— Activity —
Scan the records for the string "outcomes"; copy each line where it occurs.

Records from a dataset
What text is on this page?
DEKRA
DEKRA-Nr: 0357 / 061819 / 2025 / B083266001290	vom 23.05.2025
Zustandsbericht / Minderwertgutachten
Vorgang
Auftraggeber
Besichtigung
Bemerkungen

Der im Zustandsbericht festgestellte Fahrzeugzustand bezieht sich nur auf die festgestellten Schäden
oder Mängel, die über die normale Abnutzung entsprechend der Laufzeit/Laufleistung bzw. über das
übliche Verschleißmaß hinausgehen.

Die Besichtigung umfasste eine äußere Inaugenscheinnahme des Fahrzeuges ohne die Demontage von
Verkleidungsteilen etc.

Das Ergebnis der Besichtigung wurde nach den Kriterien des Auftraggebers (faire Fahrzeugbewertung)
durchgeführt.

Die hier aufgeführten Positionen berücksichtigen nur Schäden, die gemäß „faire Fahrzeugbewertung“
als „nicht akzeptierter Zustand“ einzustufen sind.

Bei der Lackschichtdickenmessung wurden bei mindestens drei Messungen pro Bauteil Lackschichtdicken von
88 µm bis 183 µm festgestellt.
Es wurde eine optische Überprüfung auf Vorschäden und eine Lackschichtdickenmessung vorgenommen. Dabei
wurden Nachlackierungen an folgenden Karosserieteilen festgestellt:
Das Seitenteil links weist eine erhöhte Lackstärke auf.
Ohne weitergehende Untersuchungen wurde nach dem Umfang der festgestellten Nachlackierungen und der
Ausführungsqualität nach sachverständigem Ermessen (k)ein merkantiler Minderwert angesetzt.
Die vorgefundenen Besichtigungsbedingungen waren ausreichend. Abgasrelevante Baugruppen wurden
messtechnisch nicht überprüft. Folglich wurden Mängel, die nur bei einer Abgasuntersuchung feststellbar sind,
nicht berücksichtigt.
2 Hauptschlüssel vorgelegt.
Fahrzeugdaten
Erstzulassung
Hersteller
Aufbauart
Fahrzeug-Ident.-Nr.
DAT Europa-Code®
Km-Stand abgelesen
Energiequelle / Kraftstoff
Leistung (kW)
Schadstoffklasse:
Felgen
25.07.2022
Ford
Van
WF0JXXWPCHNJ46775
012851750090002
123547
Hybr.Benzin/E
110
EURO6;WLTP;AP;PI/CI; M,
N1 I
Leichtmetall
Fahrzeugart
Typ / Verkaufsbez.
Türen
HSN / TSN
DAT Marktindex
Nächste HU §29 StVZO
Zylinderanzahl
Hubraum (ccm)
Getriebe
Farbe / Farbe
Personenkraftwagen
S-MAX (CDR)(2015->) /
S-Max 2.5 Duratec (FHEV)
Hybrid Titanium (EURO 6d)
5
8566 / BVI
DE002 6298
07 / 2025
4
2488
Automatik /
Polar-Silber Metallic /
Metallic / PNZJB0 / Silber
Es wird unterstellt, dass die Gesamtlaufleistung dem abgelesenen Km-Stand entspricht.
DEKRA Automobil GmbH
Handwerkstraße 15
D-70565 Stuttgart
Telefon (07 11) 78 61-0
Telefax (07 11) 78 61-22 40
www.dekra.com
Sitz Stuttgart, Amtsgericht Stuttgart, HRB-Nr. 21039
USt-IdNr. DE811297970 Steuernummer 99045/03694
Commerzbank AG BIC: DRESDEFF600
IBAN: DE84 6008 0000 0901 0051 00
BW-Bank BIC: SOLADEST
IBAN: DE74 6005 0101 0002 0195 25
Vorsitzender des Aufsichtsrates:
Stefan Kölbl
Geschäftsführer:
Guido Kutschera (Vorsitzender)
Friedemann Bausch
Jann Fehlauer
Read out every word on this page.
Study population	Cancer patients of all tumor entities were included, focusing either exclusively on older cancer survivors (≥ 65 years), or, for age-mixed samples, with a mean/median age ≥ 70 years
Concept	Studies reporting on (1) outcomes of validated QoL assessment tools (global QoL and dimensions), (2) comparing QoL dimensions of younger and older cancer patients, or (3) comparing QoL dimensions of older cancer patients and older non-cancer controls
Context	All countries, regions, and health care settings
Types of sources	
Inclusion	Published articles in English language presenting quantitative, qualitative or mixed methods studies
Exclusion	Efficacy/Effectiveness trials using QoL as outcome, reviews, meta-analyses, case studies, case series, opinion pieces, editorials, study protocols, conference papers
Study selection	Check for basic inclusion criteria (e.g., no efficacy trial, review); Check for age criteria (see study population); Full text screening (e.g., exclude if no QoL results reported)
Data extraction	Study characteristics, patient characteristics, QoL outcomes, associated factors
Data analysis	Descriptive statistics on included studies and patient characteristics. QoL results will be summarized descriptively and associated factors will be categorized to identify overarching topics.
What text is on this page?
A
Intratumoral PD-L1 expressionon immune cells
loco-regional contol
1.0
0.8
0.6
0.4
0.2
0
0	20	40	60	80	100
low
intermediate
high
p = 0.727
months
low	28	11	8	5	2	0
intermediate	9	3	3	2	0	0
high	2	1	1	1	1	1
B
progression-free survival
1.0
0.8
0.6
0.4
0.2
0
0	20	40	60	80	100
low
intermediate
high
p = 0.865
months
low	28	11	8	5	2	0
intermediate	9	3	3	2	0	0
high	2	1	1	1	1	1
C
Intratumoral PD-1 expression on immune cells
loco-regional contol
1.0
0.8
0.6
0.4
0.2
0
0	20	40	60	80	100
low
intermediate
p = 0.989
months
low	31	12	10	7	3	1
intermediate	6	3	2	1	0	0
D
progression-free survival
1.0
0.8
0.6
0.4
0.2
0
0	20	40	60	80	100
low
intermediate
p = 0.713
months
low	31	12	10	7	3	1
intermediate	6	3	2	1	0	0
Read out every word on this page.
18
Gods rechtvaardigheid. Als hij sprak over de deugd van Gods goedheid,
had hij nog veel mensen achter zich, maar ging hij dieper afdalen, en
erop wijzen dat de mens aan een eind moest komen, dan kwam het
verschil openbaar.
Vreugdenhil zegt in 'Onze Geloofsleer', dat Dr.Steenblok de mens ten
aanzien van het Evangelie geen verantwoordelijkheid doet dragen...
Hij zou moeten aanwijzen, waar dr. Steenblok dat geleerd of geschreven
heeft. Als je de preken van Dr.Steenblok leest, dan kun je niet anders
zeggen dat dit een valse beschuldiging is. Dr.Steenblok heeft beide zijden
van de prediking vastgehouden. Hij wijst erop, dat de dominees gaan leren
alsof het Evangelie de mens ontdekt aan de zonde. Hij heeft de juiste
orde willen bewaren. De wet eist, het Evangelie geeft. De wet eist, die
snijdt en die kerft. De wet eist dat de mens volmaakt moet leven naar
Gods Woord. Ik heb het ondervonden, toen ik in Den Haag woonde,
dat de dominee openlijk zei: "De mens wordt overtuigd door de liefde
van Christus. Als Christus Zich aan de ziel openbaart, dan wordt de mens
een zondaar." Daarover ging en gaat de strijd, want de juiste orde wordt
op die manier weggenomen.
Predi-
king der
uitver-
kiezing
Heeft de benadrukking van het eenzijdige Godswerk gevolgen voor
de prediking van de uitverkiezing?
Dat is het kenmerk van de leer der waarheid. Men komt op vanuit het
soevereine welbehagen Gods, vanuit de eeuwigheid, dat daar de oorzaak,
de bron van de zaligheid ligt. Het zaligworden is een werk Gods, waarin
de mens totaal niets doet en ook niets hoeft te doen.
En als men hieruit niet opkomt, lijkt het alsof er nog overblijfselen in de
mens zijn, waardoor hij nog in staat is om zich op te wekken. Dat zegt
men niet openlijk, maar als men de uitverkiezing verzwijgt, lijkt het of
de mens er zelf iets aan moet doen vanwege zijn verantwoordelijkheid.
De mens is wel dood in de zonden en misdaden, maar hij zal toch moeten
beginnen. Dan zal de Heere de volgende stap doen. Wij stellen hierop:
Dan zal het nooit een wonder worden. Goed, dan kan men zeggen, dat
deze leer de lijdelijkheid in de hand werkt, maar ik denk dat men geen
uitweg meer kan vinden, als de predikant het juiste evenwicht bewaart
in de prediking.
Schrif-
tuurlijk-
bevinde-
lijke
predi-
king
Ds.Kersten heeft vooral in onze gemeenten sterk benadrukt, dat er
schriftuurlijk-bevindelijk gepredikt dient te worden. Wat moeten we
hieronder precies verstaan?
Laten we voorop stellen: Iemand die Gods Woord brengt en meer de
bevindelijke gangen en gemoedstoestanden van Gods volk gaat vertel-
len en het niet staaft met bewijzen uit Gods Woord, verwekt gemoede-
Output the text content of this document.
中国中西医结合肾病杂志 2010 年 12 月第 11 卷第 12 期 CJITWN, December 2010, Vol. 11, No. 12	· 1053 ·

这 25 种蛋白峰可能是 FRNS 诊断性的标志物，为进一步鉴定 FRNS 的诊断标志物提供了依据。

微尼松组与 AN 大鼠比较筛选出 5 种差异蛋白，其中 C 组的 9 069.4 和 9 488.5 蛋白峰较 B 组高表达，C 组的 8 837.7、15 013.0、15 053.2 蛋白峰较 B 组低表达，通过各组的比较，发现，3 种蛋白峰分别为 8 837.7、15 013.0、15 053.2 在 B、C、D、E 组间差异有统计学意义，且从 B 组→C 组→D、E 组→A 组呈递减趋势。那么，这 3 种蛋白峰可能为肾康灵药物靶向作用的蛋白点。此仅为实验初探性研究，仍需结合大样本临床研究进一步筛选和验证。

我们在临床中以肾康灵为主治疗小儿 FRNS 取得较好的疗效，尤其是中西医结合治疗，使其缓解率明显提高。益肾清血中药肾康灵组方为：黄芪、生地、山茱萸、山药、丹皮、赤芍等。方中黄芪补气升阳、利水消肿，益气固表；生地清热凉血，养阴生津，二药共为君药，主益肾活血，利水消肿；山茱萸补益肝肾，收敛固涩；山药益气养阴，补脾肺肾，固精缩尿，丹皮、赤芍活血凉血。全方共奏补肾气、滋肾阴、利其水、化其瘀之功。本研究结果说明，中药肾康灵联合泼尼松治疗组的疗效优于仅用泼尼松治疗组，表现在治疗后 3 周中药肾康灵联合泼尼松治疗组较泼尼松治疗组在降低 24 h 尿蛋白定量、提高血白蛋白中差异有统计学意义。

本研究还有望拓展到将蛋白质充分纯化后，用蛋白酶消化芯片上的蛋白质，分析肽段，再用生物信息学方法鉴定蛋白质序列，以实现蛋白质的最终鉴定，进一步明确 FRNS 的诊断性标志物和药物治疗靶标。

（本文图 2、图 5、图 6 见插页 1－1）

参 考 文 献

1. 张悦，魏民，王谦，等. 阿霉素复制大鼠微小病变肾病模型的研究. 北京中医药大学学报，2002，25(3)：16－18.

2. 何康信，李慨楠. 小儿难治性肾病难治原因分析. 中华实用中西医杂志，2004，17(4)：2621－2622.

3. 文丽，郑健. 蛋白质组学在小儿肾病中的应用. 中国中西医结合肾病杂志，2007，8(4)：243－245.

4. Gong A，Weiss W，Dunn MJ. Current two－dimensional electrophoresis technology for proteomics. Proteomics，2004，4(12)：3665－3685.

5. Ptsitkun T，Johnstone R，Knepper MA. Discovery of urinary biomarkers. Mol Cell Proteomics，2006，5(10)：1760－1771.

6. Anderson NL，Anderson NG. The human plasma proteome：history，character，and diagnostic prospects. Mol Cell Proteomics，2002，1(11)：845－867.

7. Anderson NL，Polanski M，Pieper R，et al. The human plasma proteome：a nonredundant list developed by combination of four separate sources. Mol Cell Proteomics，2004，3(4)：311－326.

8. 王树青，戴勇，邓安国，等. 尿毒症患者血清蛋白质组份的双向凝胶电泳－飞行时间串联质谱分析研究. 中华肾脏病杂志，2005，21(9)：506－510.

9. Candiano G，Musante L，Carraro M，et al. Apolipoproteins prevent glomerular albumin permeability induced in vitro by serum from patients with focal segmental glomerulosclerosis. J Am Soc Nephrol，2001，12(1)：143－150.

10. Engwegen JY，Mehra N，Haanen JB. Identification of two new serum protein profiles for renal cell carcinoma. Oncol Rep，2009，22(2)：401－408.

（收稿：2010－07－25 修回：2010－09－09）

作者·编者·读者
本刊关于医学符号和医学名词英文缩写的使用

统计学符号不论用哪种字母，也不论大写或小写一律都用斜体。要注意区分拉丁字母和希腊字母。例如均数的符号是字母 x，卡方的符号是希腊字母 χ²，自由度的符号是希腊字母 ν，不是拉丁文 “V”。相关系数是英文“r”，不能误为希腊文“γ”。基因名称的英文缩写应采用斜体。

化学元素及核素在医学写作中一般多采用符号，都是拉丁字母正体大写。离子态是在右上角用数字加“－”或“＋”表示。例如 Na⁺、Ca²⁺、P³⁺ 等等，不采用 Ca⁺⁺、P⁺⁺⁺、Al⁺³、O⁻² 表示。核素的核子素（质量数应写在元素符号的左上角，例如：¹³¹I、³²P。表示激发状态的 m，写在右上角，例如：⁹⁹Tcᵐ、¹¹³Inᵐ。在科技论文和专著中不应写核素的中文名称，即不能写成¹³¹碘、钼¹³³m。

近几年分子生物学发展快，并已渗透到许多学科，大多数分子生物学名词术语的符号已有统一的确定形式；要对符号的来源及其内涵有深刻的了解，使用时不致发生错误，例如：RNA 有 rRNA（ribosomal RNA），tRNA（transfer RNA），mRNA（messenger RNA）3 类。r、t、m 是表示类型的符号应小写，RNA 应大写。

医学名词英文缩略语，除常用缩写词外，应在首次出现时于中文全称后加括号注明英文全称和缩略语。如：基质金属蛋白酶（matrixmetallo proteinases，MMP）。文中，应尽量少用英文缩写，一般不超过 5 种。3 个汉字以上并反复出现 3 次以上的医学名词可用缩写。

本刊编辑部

— Solution to the problem —
Concept	Studies reporting on (1) outcomes of validated QoL assessment tools (global QoL and dimensions), (2) comparing QoL dimensions of younger and older cancer patients, or (3) comparing QoL dimensions of older cancer patients and older non-cancer controls
Data extraction	Study characteristics, patient characteristics, QoL outcomes, associated factors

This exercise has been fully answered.